-- BEGIN INPUT ROWS --

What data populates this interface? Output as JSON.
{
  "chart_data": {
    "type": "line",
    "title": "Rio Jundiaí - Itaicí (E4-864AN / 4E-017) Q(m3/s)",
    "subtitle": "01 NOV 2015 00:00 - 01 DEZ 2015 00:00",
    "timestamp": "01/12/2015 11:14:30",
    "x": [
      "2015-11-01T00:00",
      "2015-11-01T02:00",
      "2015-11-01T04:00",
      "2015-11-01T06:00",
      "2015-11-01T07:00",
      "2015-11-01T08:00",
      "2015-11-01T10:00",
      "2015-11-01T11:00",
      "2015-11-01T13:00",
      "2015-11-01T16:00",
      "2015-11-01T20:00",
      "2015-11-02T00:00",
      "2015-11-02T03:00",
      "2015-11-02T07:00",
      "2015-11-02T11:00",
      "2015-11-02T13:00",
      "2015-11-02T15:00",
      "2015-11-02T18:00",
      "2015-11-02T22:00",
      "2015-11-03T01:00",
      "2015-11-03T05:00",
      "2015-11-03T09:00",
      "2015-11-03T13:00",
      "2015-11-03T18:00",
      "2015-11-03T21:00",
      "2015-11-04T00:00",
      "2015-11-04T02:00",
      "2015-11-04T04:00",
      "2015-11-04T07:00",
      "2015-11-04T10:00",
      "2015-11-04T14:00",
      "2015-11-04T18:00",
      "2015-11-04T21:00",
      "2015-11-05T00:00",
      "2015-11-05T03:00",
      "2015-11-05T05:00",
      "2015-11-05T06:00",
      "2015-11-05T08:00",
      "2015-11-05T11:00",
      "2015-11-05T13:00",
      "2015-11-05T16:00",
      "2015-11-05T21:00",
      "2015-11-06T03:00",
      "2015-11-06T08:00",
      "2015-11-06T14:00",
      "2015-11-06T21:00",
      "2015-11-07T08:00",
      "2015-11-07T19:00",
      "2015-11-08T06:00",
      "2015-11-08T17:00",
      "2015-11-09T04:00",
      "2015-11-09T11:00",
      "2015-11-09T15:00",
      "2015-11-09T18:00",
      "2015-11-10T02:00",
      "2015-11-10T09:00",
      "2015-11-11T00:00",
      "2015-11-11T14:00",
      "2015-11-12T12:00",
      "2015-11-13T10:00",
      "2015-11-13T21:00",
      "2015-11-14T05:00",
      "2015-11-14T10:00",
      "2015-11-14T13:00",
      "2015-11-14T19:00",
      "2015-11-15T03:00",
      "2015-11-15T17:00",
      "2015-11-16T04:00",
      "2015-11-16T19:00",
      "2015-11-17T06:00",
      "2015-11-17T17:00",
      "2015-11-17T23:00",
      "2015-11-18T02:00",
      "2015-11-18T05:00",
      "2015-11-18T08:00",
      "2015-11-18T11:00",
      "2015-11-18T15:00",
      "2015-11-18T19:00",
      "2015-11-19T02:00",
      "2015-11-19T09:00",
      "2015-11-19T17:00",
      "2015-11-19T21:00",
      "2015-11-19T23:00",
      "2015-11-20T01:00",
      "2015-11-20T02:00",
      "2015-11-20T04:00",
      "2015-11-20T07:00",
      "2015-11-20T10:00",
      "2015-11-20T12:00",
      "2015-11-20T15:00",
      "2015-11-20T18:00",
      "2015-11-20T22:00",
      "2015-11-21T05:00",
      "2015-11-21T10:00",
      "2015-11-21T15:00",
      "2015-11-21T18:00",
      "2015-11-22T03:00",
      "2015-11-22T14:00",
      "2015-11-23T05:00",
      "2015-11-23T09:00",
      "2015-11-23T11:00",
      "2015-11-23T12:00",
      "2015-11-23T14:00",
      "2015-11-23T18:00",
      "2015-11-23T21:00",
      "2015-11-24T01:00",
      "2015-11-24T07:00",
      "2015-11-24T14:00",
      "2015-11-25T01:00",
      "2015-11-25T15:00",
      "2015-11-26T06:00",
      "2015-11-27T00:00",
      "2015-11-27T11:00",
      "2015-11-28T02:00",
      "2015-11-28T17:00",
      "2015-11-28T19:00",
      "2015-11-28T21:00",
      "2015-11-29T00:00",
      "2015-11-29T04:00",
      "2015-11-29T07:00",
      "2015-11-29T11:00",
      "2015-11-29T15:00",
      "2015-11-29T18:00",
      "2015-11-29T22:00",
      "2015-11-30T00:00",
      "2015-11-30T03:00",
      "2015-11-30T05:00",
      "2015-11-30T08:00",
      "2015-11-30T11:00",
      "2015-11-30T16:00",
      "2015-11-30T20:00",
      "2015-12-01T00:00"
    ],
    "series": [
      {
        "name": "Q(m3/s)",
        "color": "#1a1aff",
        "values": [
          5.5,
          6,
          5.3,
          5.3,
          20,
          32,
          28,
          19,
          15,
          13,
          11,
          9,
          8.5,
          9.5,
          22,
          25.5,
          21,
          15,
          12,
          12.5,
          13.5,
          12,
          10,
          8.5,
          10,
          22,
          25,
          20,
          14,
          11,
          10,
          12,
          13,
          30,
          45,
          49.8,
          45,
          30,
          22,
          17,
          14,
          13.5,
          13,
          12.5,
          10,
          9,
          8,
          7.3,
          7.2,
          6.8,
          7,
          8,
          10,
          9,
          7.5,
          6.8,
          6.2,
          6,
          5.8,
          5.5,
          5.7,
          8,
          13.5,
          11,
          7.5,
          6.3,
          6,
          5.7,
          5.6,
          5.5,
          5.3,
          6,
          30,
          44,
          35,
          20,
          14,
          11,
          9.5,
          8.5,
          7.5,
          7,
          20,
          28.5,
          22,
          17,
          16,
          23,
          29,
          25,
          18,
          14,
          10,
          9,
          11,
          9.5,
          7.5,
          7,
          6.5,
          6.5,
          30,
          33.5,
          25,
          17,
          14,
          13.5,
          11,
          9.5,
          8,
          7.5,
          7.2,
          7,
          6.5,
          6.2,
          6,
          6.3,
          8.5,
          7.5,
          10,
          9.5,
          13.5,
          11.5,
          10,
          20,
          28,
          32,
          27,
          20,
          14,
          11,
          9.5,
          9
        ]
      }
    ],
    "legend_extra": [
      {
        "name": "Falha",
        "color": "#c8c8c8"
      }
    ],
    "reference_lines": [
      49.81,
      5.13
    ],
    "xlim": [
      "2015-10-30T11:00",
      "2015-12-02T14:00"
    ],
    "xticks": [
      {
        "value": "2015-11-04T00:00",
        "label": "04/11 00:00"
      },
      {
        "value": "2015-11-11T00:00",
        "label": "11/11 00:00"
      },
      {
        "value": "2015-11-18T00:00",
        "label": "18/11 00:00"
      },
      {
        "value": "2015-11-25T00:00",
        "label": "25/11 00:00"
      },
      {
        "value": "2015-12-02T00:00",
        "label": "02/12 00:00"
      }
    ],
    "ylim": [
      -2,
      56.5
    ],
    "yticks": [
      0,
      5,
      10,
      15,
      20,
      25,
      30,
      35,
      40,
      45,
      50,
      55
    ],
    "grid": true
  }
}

-- END INPUT ROWS --

# SHORT EXERCISE
Your task is to print all of the records exactly.

# RESPONSE
What data populates this interface? Output as JSON.
{
  "chart_data": {
    "type": "line",
    "title": "Rio Jundiaí - Itaicí (E4-864AN / 4E-017) Q(m3/s)",
    "subtitle": "01 NOV 2015 00:00 - 01 DEZ 2015 00:00",
    "timestamp": "01/12/2015 11:14:30",
    "x": [
      "2015-11-01T00:00",
      "2015-11-01T02:00",
      "2015-11-01T04:00",
      "2015-11-01T06:00",
      "2015-11-01T07:00",
      "2015-11-01T08:00",
      "2015-11-01T10:00",
      "2015-11-01T11:00",
      "2015-11-01T13:00",
      "2015-11-01T16:00",
      "2015-11-01T20:00",
      "2015-11-02T00:00",
      "2015-11-02T03:00",
      "2015-11-02T07:00",
      "2015-11-02T11:00",
      "2015-11-02T13:00",
      "2015-11-02T15:00",
      "2015-11-02T18:00",
      "2015-11-02T22:00",
      "2015-11-03T01:00",
      "2015-11-03T05:00",
      "2015-11-03T09:00",
      "2015-11-03T13:00",
      "2015-11-03T18:00",
      "2015-11-03T21:00",
      "2015-11-04T00:00",
      "2015-11-04T02:00",
      "2015-11-04T04:00",
      "2015-11-04T07:00",
      "2015-11-04T10:00",
      "2015-11-04T14:00",
      "2015-11-04T18:00",
      "2015-11-04T21:00",
      "2015-11-05T00:00",
      "2015-11-05T03:00",
      "2015-11-05T05:00",
      "2015-11-05T06:00",
      "2015-11-05T08:00",
      "2015-11-05T11:00",
      "2015-11-05T13:00",
      "2015-11-05T16:00",
      "2015-11-05T21:00",
      "2015-11-06T03:00",
      "2015-11-06T08:00",
      "2015-11-06T14:00",
      "2015-11-06T21:00",
      "2015-11-07T08:00",
      "2015-11-07T19:00",
      "2015-11-08T06:00",
      "2015-11-08T17:00",
      "2015-11-09T04:00",
      "2015-11-09T11:00",
      "2015-11-09T15:00",
      "2015-11-09T18:00",
      "2015-11-10T02:00",
      "2015-11-10T09:00",
      "2015-11-11T00:00",
      "2015-11-11T14:00",
      "2015-11-12T12:00",
      "2015-11-13T10:00",
      "2015-11-13T21:00",
      "2015-11-14T05:00",
      "2015-11-14T10:00",
      "2015-11-14T13:00",
      "2015-11-14T19:00",
      "2015-11-15T03:00",
      "2015-11-15T17:00",
      "2015-11-16T04:00",
      "2015-11-16T19:00",
      "2015-11-17T06:00",
      "2015-11-17T17:00",
      "2015-11-17T23:00",
      "2015-11-18T02:00",
      "2015-11-18T05:00",
      "2015-11-18T08:00",
      "2015-11-18T11:00",
      "2015-11-18T15:00",
      "2015-11-18T19:00",
      "2015-11-19T02:00",
      "2015-11-19T09:00",
      "2015-11-19T17:00",
      "2015-11-19T21:00",
      "2015-11-19T23:00",
      "2015-11-20T01:00",
      "2015-11-20T02:00",
      "2015-11-20T04:00",
      "2015-11-20T07:00",
      "2015-11-20T10:00",
      "2015-11-20T12:00",
      "2015-11-20T15:00",
      "2015-11-20T18:00",
      "2015-11-20T22:00",
      "2015-11-21T05:00",
      "2015-11-21T10:00",
      "2015-11-21T15:00",
      "2015-11-21T18:00",
      "2015-11-22T03:00",
      "2015-11-22T14:00",
      "2015-11-23T05:00",
      "2015-11-23T09:00",
      "2015-11-23T11:00",
      "2015-11-23T12:00",
      "2015-11-23T14:00",
      "2015-11-23T18:00",
      "2015-11-23T21:00",
      "2015-11-24T01:00",
      "2015-11-24T07:00",
      "2015-11-24T14:00",
      "2015-11-25T01:00",
      "2015-11-25T15:00",
      "2015-11-26T06:00",
      "2015-11-27T00:00",
      "2015-11-27T11:00",
      "2015-11-28T02:00",
      "2015-11-28T17:00",
      "2015-11-28T19:00",
      "2015-11-28T21:00",
      "2015-11-29T00:00",
      "2015-11-29T04:00",
      "2015-11-29T07:00",
      "2015-11-29T11:00",
      "2015-11-29T15:00",
      "2015-11-29T18:00",
      "2015-11-29T22:00",
      "2015-11-30T00:00",
      "2015-11-30T03:00",
      "2015-11-30T05:00",
      "2015-11-30T08:00",
      "2015-11-30T11:00",
      "2015-11-30T16:00",
      "2015-11-30T20:00",
      "2015-12-01T00:00"
    ],
    "series": [
      {
        "name": "Q(m3/s)",
        "color": "#1a1aff",
        "values": [
          5.5,
          6,
          5.3,
          5.3,
          20,
          32,
          28,
          19,
          15,
          13,
          11,
          9,
          8.5,
          9.5,
          22,
          25.5,
          21,
          15,
          12,
          12.5,
          13.5,
          12,
          10,
          8.5,
          10,
          22,
          25,
          20,
          14,
          11,
          10,
          12,
          13,
          30,
          45,
          49.8,
          45,
          30,
          22,
          17,
          14,
          13.5,
          13,
          12.5,
          10,
          9,
          8,
          7.3,
          7.2,
          6.8,
          7,
          8,
          10,
          9,
          7.5,
          6.8,
          6.2,
          6,
          5.8,
          5.5,
          5.7,
          8,
          13.5,
          11,
          7.5,
          6.3,
          6,
          5.7,
          5.6,
          5.5,
          5.3,
          6,
          30,
          44,
          35,
          20,
          14,
          11,
          9.5,
          8.5,
          7.5,
          7,
          20,
          28.5,
          22,
          17,
          16,
          23,
          29,
          25,
          18,
          14,
          10,
          9,
          11,
          9.5,
          7.5,
          7,
          6.5,
          6.5,
          30,
          33.5,
          25,
          17,
          14,
          13.5,
          11,
          9.5,
          8,
          7.5,
          7.2,
          7,
          6.5,
          6.2,
          6,
          6.3,
          8.5,
          7.5,
          10,
          9.5,
          13.5,
          11.5,
          10,
          20,
          28,
          32,
          27,
          20,
          14,
          11,
          9.5,
          9
        ]
      }
    ],
    "legend_extra": [
      {
        "name": "Falha",
        "color": "#c8c8c8"
      }
    ],
    "reference_lines": [
      49.81,
      5.13
    ],
    "xlim": [
      "2015-10-30T11:00",
      "2015-12-02T14:00"
    ],
    "xticks": [
      {
        "value": "2015-11-04T00:00",
        "label": "04/11 00:00"
      },
      {
        "value": "2015-11-11T00:00",
        "label": "11/11 00:00"
      },
      {
        "value": "2015-11-18T00:00",
        "label": "18/11 00:00"
      },
      {
        "value": "2015-11-25T00:00",
        "label": "25/11 00:00"
      },
      {
        "value": "2015-12-02T00:00",
        "label": "02/12 00:00"
      }
    ],
    "ylim": [
      -2,
      56.5
    ],
    "yticks": [
      0,
      5,
      10,
      15,
      20,
      25,
      30,
      35,
      40,
      45,
      50,
      55
    ],
    "grid": true
  }
}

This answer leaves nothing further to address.